### Fragmento original ###
Cuando se apagan
las luces del teatro Solís de Montevideo, un reflector apunta hacia la puerta
de ingreso: Comienza a caminar lentamente hacia el escenario como si flotara
entre nosotros, espectadores, Soledad Dolores Solari, una mujer con apariencia
de solterona amargada, con los cabellos lacios y planchados, con una carterita
ridícula colgandolé en la muñeca derecha. Todos mudos e hipnotizados, miramos
el trayecto de esta que en realidad es una maestra de escuela que vive sin la
compañía de nadie y tiene la capacidad de vomitar todos los prejuicios y fobias
con las que ha construido una personalidad feroz y prejuiciosa cargada de
malicia y lucidez. Detrás de Soledad, debajo, encima o de costado, hay un actor
dueño de un estilo huracanado y desopilante que se llama Antonio Gasalla y que
a los 84 años acaba de dejar este perro mundo, después de un padecimiento de
demencia senil que lo condujo por el laberinto de la desmemoria que se
manifestaba en actitudes como las de mandar a la concha de su madre a los
noteros de los programas televisivos del espectáculo bonaerense que lo
abordaban en las inmediaciones de su apartamento.
Habitante de
personajes femeninos en el teatro, la televisión y el cine, Gasalla supo
desatar risas y carcajadas, producto de interpretaciones con personajes
femeninos por el mismo creados, que quedarán por siempre registrados en el
imaginario colectivo porteño, en esa mágica ciudad que resulta más difícilmente
comprensible si no se conoce algo de sus actrices, actores, escritores, músicos,
boxeadores y cracks del fútbol.
### Contenido del conjunto ###
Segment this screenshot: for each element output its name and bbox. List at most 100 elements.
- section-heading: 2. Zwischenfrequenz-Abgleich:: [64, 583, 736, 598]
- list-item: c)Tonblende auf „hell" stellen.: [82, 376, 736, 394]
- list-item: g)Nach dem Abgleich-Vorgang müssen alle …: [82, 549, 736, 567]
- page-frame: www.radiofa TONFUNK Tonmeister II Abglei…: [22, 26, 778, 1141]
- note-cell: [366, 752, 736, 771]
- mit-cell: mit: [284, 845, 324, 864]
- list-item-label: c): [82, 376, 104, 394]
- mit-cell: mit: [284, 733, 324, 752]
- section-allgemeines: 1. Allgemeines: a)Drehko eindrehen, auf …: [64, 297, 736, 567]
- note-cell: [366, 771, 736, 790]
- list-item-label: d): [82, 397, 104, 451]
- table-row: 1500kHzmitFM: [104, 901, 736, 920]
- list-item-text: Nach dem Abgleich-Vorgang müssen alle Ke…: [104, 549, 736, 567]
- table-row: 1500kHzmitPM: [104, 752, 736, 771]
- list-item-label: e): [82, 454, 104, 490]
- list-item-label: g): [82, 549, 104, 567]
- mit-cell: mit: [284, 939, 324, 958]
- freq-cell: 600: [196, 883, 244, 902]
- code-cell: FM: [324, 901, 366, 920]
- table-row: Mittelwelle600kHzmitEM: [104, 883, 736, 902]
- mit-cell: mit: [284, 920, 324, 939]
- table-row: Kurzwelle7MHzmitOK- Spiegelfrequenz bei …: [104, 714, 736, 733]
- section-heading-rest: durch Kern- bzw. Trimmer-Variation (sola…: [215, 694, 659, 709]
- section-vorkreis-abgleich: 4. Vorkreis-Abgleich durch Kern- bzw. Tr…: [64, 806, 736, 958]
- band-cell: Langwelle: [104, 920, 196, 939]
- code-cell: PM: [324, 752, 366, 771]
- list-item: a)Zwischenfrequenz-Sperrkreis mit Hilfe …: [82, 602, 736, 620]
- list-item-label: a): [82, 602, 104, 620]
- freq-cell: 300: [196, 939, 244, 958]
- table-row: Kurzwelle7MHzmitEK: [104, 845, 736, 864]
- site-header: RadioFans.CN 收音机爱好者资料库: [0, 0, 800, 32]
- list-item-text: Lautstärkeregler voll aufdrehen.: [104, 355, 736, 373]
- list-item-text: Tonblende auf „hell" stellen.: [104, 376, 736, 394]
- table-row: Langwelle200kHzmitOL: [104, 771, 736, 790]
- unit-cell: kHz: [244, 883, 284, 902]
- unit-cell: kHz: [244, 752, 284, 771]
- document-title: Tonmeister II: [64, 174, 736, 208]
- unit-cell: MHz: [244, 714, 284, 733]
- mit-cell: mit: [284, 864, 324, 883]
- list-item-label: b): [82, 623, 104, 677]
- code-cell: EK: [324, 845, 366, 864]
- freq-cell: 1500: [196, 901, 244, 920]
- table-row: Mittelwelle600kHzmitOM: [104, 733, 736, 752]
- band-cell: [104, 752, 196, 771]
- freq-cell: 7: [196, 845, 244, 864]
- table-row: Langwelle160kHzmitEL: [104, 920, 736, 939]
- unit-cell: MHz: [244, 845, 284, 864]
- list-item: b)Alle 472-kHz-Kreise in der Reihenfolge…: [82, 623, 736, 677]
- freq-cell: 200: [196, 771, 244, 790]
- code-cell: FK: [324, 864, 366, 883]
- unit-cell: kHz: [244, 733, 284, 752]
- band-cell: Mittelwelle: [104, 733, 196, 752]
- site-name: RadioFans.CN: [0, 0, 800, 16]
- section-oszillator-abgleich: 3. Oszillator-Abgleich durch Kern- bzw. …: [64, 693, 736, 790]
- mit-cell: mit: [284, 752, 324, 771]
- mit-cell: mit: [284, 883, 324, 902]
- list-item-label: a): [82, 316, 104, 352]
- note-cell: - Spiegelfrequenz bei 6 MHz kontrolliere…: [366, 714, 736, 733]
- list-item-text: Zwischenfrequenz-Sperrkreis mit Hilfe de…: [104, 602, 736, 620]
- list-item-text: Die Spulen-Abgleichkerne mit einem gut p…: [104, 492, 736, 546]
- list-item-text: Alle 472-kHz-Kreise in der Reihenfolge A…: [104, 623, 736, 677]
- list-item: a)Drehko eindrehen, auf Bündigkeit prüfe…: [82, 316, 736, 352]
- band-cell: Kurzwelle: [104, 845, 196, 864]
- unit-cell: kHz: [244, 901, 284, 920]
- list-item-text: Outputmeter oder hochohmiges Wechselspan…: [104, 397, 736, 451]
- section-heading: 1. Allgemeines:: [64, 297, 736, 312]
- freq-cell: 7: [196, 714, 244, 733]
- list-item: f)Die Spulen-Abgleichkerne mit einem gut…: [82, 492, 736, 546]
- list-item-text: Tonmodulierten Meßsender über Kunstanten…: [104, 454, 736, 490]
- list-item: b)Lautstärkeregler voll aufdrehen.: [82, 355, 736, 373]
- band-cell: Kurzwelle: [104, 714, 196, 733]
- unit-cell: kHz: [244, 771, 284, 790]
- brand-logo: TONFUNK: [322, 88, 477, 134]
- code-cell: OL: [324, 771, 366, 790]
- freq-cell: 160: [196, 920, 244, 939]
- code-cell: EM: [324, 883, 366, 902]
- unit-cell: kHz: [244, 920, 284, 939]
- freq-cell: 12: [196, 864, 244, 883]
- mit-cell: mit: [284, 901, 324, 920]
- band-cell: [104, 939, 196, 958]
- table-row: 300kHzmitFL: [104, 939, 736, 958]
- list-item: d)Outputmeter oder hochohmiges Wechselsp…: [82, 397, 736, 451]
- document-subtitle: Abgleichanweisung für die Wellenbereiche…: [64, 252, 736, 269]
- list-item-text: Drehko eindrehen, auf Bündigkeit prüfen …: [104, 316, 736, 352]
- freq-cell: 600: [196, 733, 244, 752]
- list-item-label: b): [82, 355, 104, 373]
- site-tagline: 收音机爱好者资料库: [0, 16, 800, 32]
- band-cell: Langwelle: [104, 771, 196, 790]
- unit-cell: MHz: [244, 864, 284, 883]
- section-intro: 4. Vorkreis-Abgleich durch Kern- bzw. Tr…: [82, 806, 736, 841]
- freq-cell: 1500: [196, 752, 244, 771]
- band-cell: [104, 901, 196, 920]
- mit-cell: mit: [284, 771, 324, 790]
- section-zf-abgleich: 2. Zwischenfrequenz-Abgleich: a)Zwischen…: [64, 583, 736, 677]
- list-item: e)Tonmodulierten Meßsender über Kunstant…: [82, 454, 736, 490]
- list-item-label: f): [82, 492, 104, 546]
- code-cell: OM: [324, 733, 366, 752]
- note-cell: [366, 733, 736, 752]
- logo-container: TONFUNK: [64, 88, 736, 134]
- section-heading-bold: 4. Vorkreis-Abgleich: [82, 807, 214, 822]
###
Repite al pie de la letra el pasaje del texto sobre Antonio Gasalla, comenzando con "Habitante de" y siguiendo hasta "cracks del fútbol.". Este material no hace falta para resolver nada.

Habitante de
personajes femeninos en el teatro, la televisión y el cine, Gasalla supo
desatar risas y carcajadas, producto de interpretaciones con personajes
femeninos por el mismo creados, que quedarán por siempre registrados en el
imaginario colectivo porteño, en esa mágica ciudad que resulta más difícilmente
comprensible si no se conoce algo de sus actrices, actores, escritores, músicos,
boxeadores y cracks del fútbol.